Your answer must consist solely of the number of lines that contain the word "these".

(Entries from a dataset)
+-------+
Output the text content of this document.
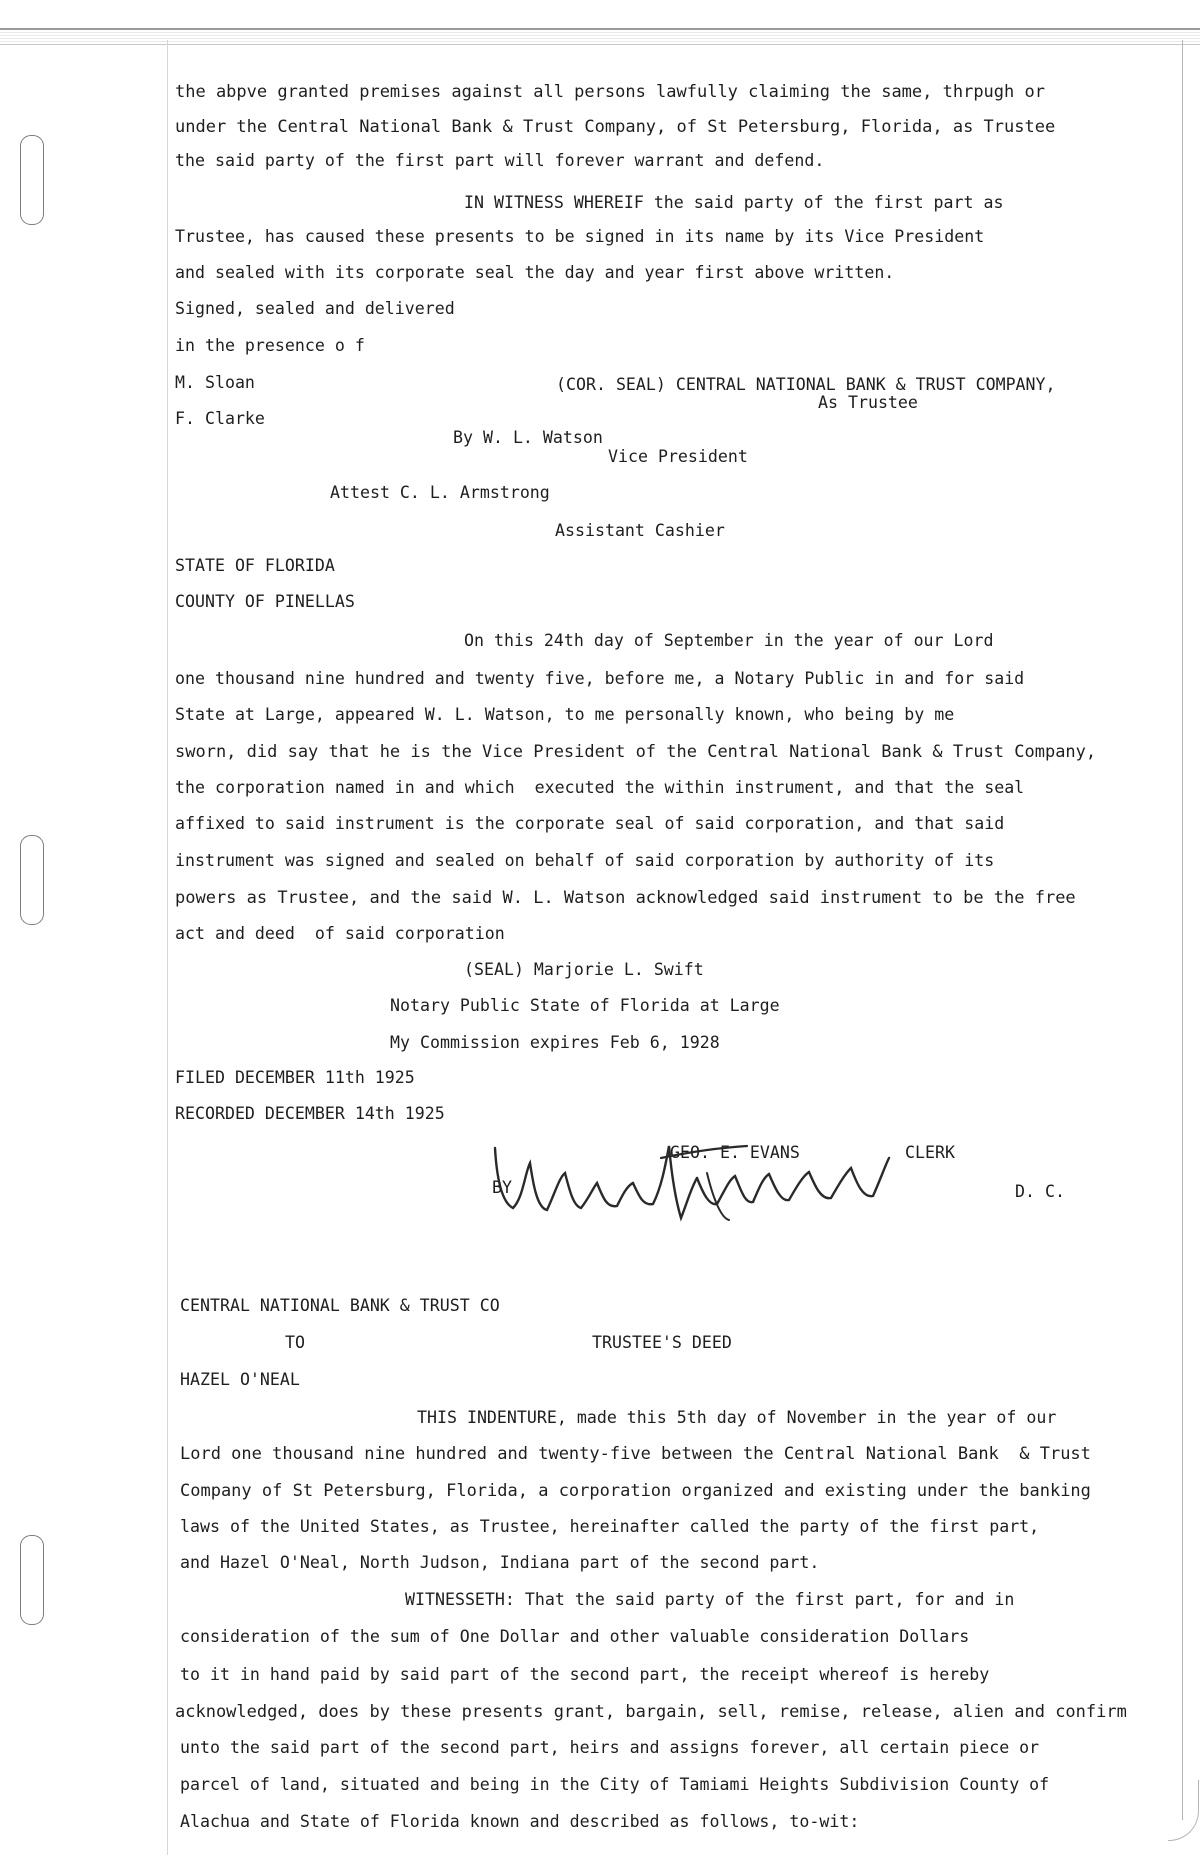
the abpve granted premises against all persons lawfully claiming the same, thrpugh or
under the Central National Bank & Trust Company, of St Petersburg, Florida, as Trustee
the said party of the first part will forever warrant and defend.
IN WITNESS WHEREIF the said party of the first part as
Trustee, has caused these presents to be signed in its name by its Vice President
and sealed with its corporate seal the day and year first above written.
Signed, sealed and delivered
in the presence o f
M. Sloan	(COR. SEAL) CENTRAL NATIONAL BANK & TRUST COMPANY,
As Trustee
F. Clarke
By W. L. Watson
Vice President
Attest C. L. Armstrong
Assistant Cashier
STATE OF FLORIDA
COUNTY OF PINELLAS
On this 24th day of September in the year of our Lord
one thousand nine hundred and twenty five, before me, a Notary Public in and for said
State at Large, appeared W. L. Watson, to me personally known, who being by me
sworn, did say that he is the Vice President of the Central National Bank & Trust Company,
the corporation named in and which  executed the within instrument, and that the seal
affixed to said instrument is the corporate seal of said corporation, and that said
instrument was signed and sealed on behalf of said corporation by authority of its
powers as Trustee, and the said W. L. Watson acknowledged said instrument to be the free
act and deed  of said corporation
(SEAL) Marjorie L. Swift
Notary Public State of Florida at Large
My Commission expires Feb 6, 1928
FILED DECEMBER 11th 1925
RECORDED DECEMBER 14th 1925
GEO. E. EVANS	CLERK
BY	D. C.
CENTRAL NATIONAL BANK & TRUST CO
TO	TRUSTEE'S DEED
HAZEL O'NEAL
THIS INDENTURE, made this 5th day of November in the year of our
Lord one thousand nine hundred and twenty-five between the Central National Bank  & Trust
Company of St Petersburg, Florida, a corporation organized and existing under the banking
laws of the United States, as Trustee, hereinafter called the party of the first part,
and Hazel O'Neal, North Judson, Indiana part of the second part.
WITNESSETH: That the said party of the first part, for and in
consideration of the sum of One Dollar and other valuable consideration Dollars
to it in hand paid by said part of the second part, the receipt whereof is hereby
acknowledged, does by these presents grant, bargain, sell, remise, release, alien and confirm
unto the said part of the second part, heirs and assigns forever, all certain piece or
parcel of land, situated and being in the City of Tamiami Heights Subdivision County of
Alachua and State of Florida known and described as follows, to-wit:
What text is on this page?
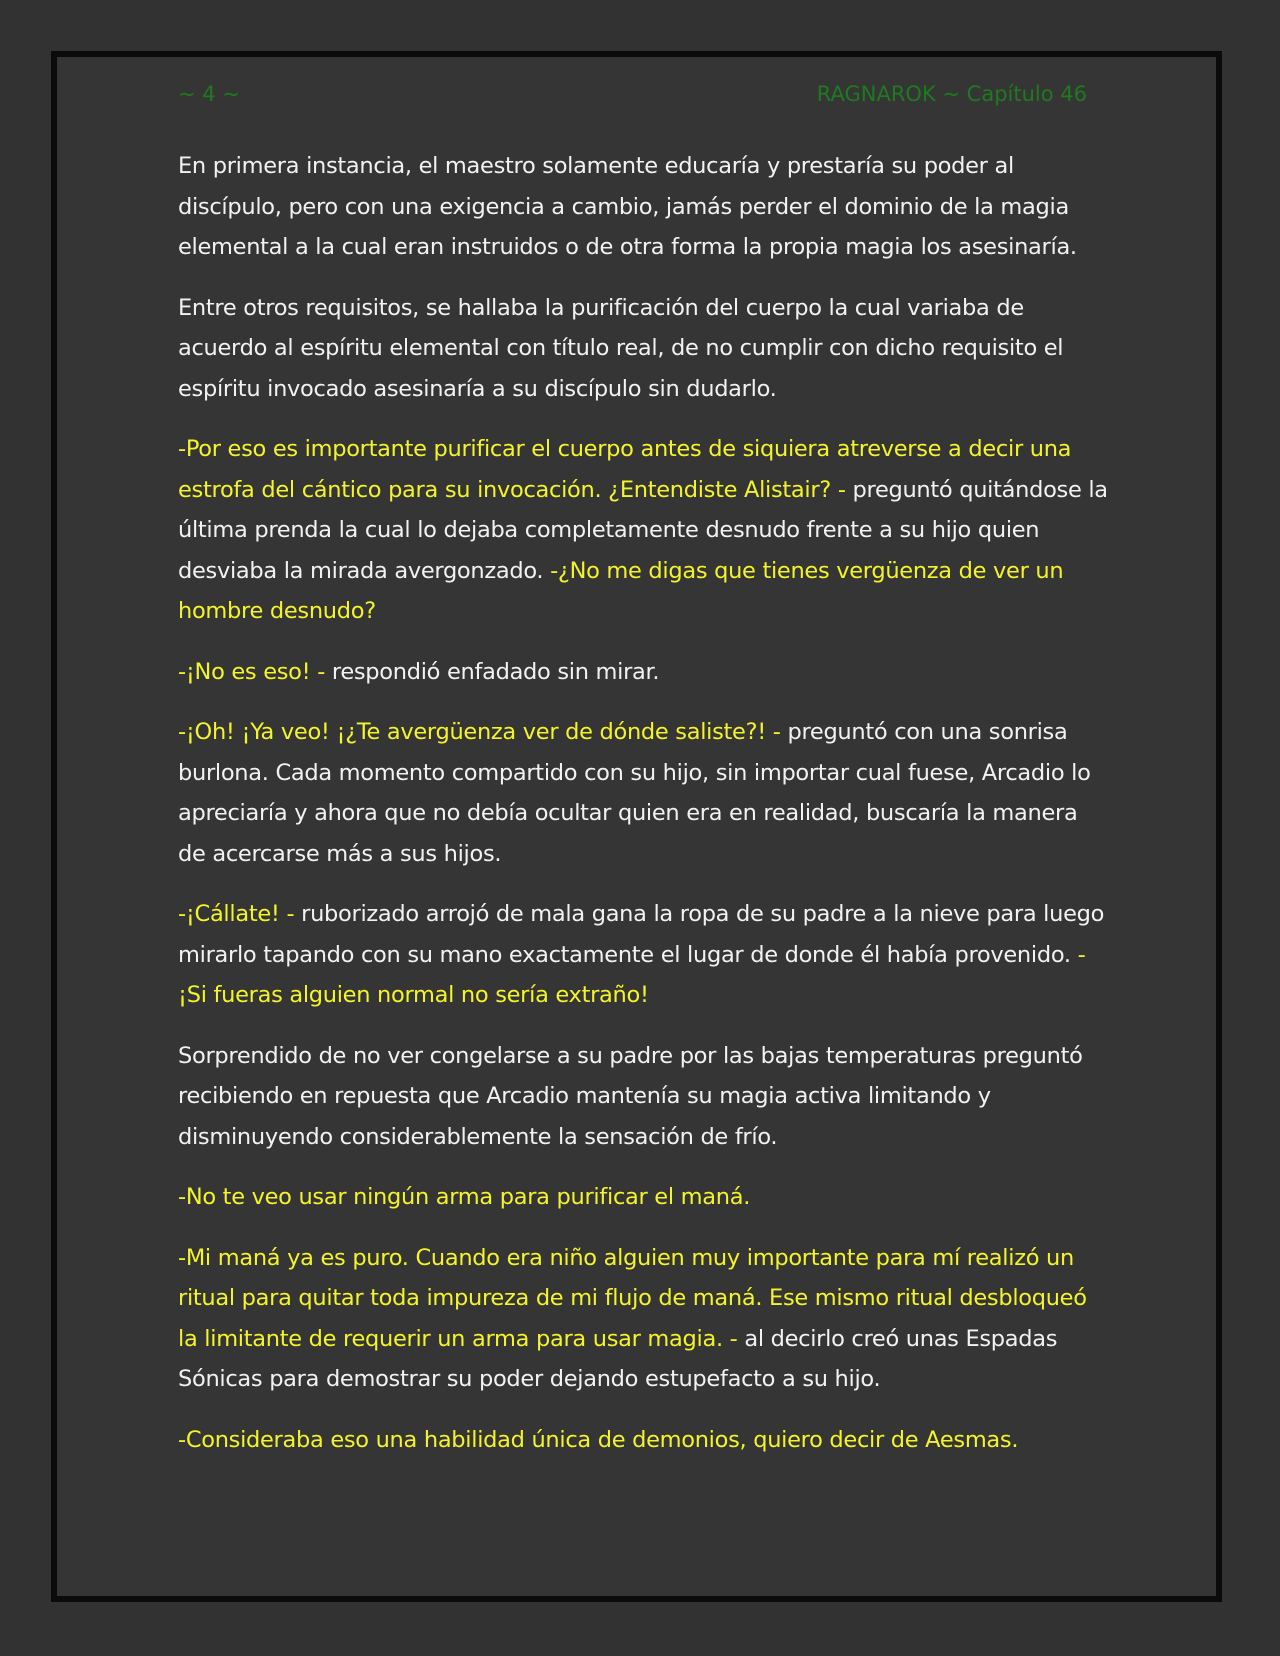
~ 4 ~	RAGNAROK ~ Capítulo 46

En primera instancia, el maestro solamente educaría y prestaría su poder al discípulo, pero con una exigencia a cambio, jamás perder el dominio de la magia elemental a la cual eran instruidos o de otra forma la propia magia los asesinaría.

Entre otros requisitos, se hallaba la purificación del cuerpo la cual variaba de acuerdo al espíritu elemental con título real, de no cumplir con dicho requisito el espíritu invocado asesinaría a su discípulo sin dudarlo.

-Por eso es importante purificar el cuerpo antes de siquiera atreverse a decir una estrofa del cántico para su invocación. ¿Entendiste Alistair? - preguntó quitándose la última prenda la cual lo dejaba completamente desnudo frente a su hijo quien desviaba la mirada avergonzado. -¿No me digas que tienes vergüenza de ver un hombre desnudo?

-¡No es eso! - respondió enfadado sin mirar.

-¡Oh! ¡Ya veo! ¡¿Te avergüenza ver de dónde saliste?! - preguntó con una sonrisa burlona. Cada momento compartido con su hijo, sin importar cual fuese, Arcadio lo apreciaría y ahora que no debía ocultar quien era en realidad, buscaría la manera de acercarse más a sus hijos.

-¡Cállate! - ruborizado arrojó de mala gana la ropa de su padre a la nieve para luego mirarlo tapando con su mano exactamente el lugar de donde él había provenido. -¡Si fueras alguien normal no sería extraño!

Sorprendido de no ver congelarse a su padre por las bajas temperaturas preguntó recibiendo en repuesta que Arcadio mantenía su magia activa limitando y disminuyendo considerablemente la sensación de frío.

-No te veo usar ningún arma para purificar el maná.

-Mi maná ya es puro. Cuando era niño alguien muy importante para mí realizó un ritual para quitar toda impureza de mi flujo de maná. Ese mismo ritual desbloqueó la limitante de requerir un arma para usar magia. - al decirlo creó unas Espadas Sónicas para demostrar su poder dejando estupefacto a su hijo.

-Consideraba eso una habilidad única de demonios, quiero decir de Aesmas.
+-------+
* **ANSWER TO THE EXERCISE**
2